-- Start --

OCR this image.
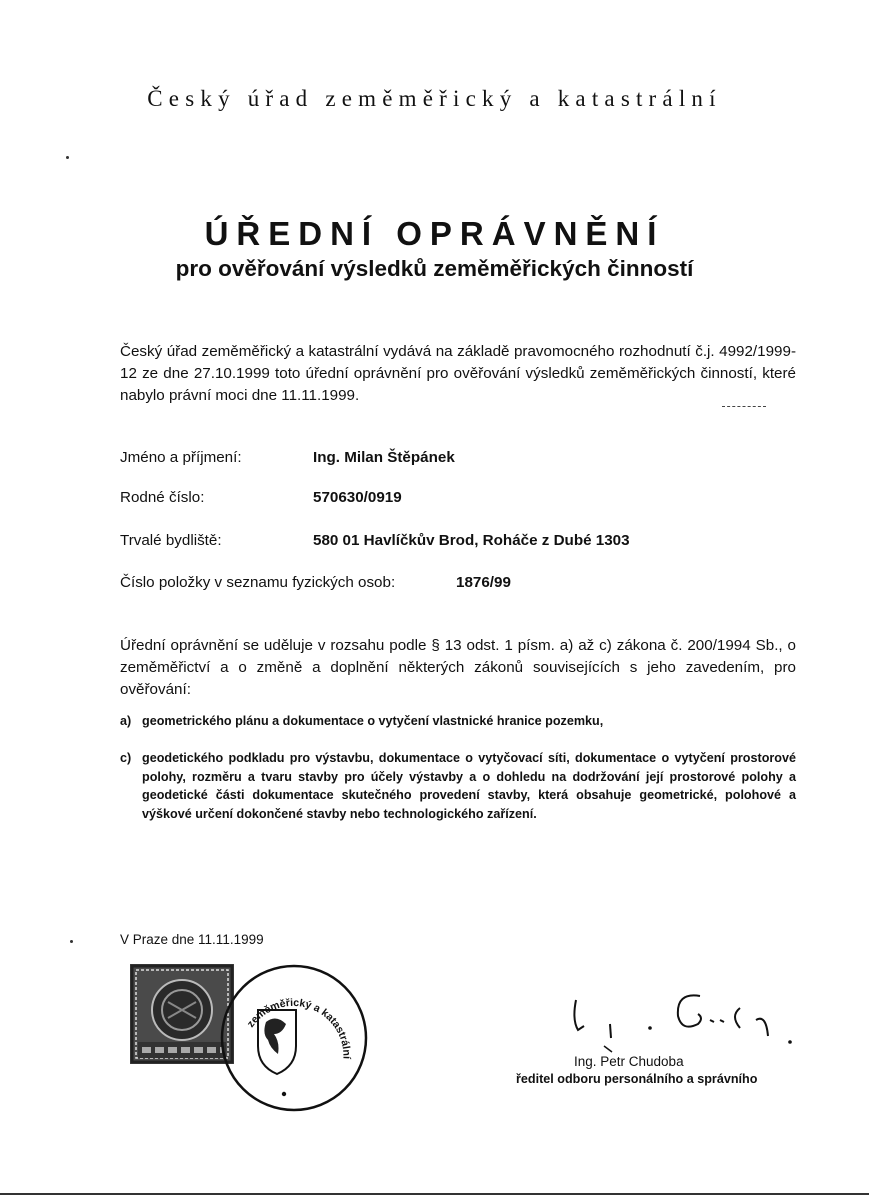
Český úřad zeměměřický a katastrální
ÚŘEDNÍ OPRÁVNĚNÍ
pro ověřování výsledků zeměměřických činností
Český úřad zeměměřický a katastrální vydává na základě pravomocného rozhodnutí č.j. 4992/1999-12 ze dne 27.10.1999 toto úřední oprávnění pro ověřování výsledků zeměměřických činností, které nabylo právní moci dne 11.11.1999.
Jméno a příjmení:	Ing. Milan Štěpánek
Rodné číslo:	570630/0919
Trvalé bydliště:	580 01 Havlíčkův Brod, Roháče z Dubé 1303
Číslo položky v seznamu fyzických osob:	1876/99
Úřední oprávnění se uděluje v rozsahu podle § 13 odst. 1 písm. a) až c) zákona č. 200/1994 Sb., o zeměměřictví a o změně a doplnění některých zákonů souvisejících s jeho zavedením, pro ověřování:
a) geometrického plánu a dokumentace o vytyčení vlastnické hranice pozemku,
c) geodetického podkladu pro výstavbu, dokumentace o vytyčovací síti, dokumentace o vytyčení prostorové polohy, rozměru a tvaru stavby pro účely výstavby a o dohledu na dodržování její prostorové polohy a geodetické části dokumentace skutečného provedení stavby, která obsahuje geometrické, polohové a výškové určení dokončené stavby nebo technologického zařízení.
V Praze dne 11.11.1999
zeměměřický a katastrální	Ing. Petr Chudoba
ředitel odboru personálního a správního
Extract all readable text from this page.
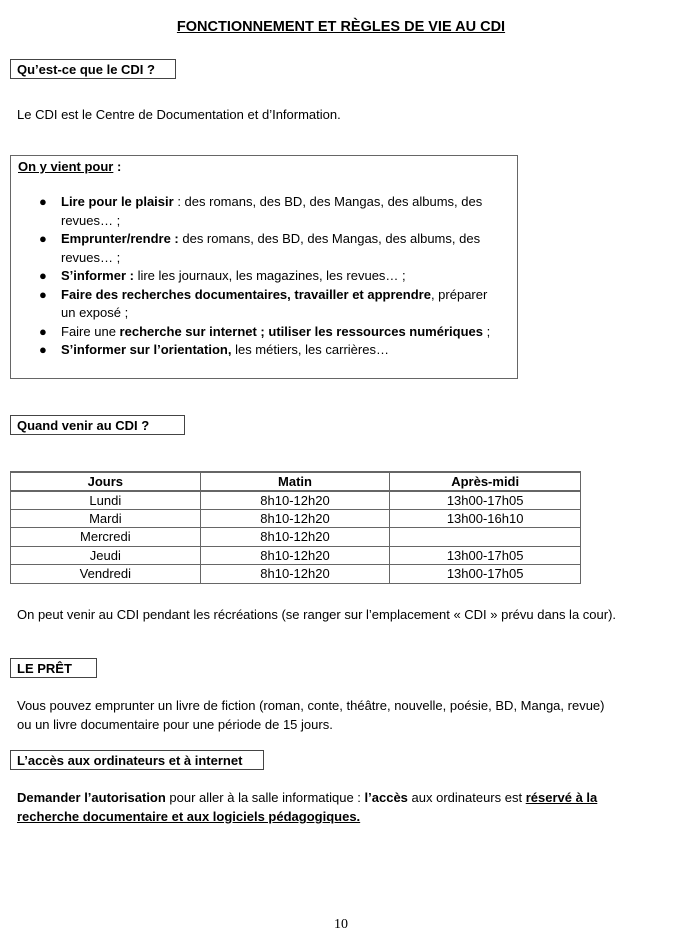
FONCTIONNEMENT ET RÈGLES DE VIE AU CDI
Qu’est-ce que le CDI ?
Le CDI est le Centre de Documentation et d’Information.
On y vient pour :
● Lire pour le plaisir : des romans, des BD, des Mangas, des albums, des revues… ;
● Emprunter/rendre : des romans, des BD, des Mangas, des albums, des revues… ;
● S’informer : lire les journaux, les magazines, les revues… ;
● Faire des recherches documentaires, travailler et apprendre, préparer un exposé ;
● Faire une recherche sur internet ; utiliser les ressources numériques ;
● S’informer sur l’orientation, les métiers, les carrières…
Quand venir au CDI ?
Jours	Matin	Après-midi
Lundi	8h10-12h20	13h00-17h05
Mardi	8h10-12h20	13h00-16h10
Mercredi	8h10-12h20	
Jeudi	8h10-12h20	13h00-17h05
Vendredi	8h10-12h20	13h00-17h05
On peut venir au CDI pendant les récréations (se ranger sur l’emplacement « CDI » prévu dans la cour).
LE PRÊT
Vous pouvez emprunter un livre de fiction (roman, conte, théâtre, nouvelle, poésie, BD, Manga, revue)
ou un livre documentaire pour une période de 15 jours.
L’accès aux ordinateurs et à internet
Demander l’autorisation pour aller à la salle informatique : l’accès aux ordinateurs est réservé à la
recherche documentaire et aux logiciels pédagogiques.
10
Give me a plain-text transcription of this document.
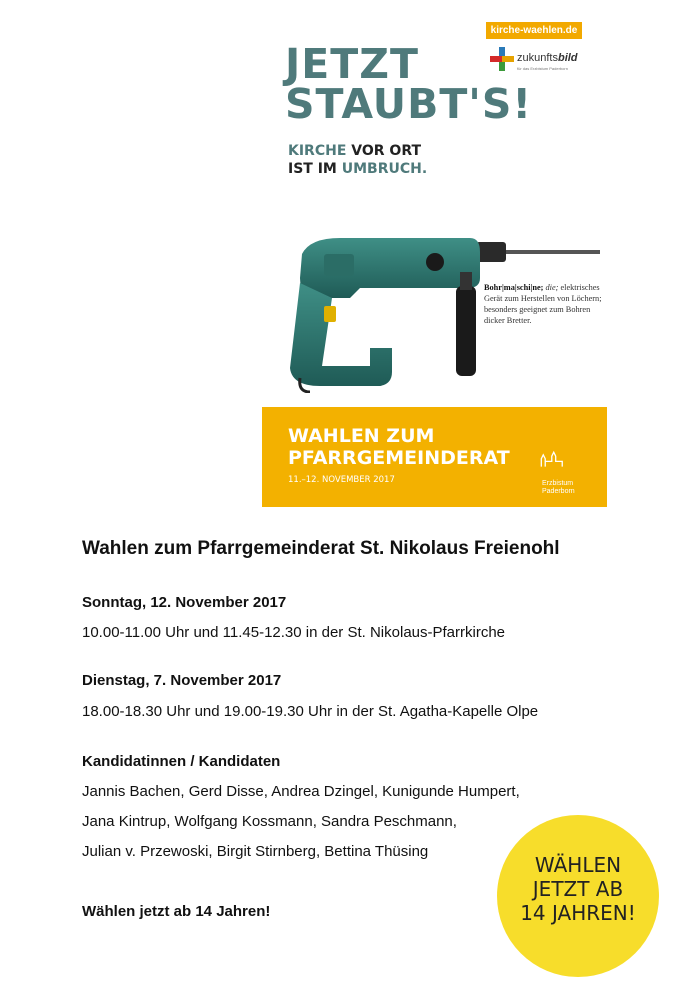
kirche-waehlen.de
zukunftsbild
für das Erzbistum Paderborn
JETZT
STAUBT'S!
KIRCHE VOR ORT
IST IM UMBRUCH.
Bohr|ma|schi|ne; die; elektrisches Gerät zum Herstellen von Löchern; besonders geeignet zum Bohren dicker Bretter.
WAHLEN ZUM
PFARRGEMEINDERAT
11.–12. NOVEMBER 2017	Erzbistum
Paderborn
Wahlen zum Pfarrgemeinderat St. Nikolaus Freienohl
Sonntag, 12. November 2017
10.00-11.00 Uhr und 11.45-12.30 in der St. Nikolaus-Pfarrkirche
Dienstag, 7. November 2017
18.00-18.30 Uhr und 19.00-19.30 Uhr in der St. Agatha-Kapelle Olpe
Kandidatinnen / Kandidaten
Jannis Bachen, Gerd Disse, Andrea Dzingel, Kunigunde Humpert,
Jana Kintrup, Wolfgang Kossmann, Sandra Peschmann,
Julian v. Przewoski, Birgit Stirnberg, Bettina Thüsing
Wählen jetzt ab 14 Jahren!
WÄHLEN
JETZT AB
14 JAHREN!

-- End --

> Exercise:
Copy the lines from the entries above in which the word "katastrální" appears.

> Solution to this task:
Český úřad zeměměřický a katastrální
Český úřad zeměměřický a katastrální vydává na základě pravomocného rozhodnutí č.j. 4992/1999-12 ze dne 27.10.1999 toto úřední oprávnění pro ověřování výsledků zeměměřických činností, které nabylo právní moci dne 11.11.1999.
zeměměřický a katastrální	Ing. Petr Chudoba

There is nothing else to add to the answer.